Exercise input:
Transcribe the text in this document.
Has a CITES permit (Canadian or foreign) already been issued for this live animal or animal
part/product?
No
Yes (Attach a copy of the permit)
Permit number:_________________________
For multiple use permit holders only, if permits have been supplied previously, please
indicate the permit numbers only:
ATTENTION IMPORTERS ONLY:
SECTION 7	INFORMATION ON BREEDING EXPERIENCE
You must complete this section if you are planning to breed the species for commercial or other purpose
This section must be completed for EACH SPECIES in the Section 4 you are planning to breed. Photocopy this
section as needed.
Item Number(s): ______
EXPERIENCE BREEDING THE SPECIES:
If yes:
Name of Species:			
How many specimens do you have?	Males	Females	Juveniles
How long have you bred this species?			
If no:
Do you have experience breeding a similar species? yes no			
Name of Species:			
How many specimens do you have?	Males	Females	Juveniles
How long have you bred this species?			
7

Instructions to follow: Nothing in the data may differ; print all of it exactly as written.

Result of this task:
Transcribe the text in this document.
Has a CITES permit (Canadian or foreign) already been issued for this live animal or animal
part/product?
No
Yes (Attach a copy of the permit)
Permit number:_________________________
For multiple use permit holders only, if permits have been supplied previously, please
indicate the permit numbers only:
ATTENTION IMPORTERS ONLY:
SECTION 7	INFORMATION ON BREEDING EXPERIENCE
You must complete this section if you are planning to breed the species for commercial or other purpose
This section must be completed for EACH SPECIES in the Section 4 you are planning to breed. Photocopy this
section as needed.
Item Number(s): ______
EXPERIENCE BREEDING THE SPECIES:
If yes:
Name of Species:			
How many specimens do you have?	Males	Females	Juveniles
How long have you bred this species?			
If no:
Do you have experience breeding a similar species? yes no			
Name of Species:			
How many specimens do you have?	Males	Females	Juveniles
How long have you bred this species?			
7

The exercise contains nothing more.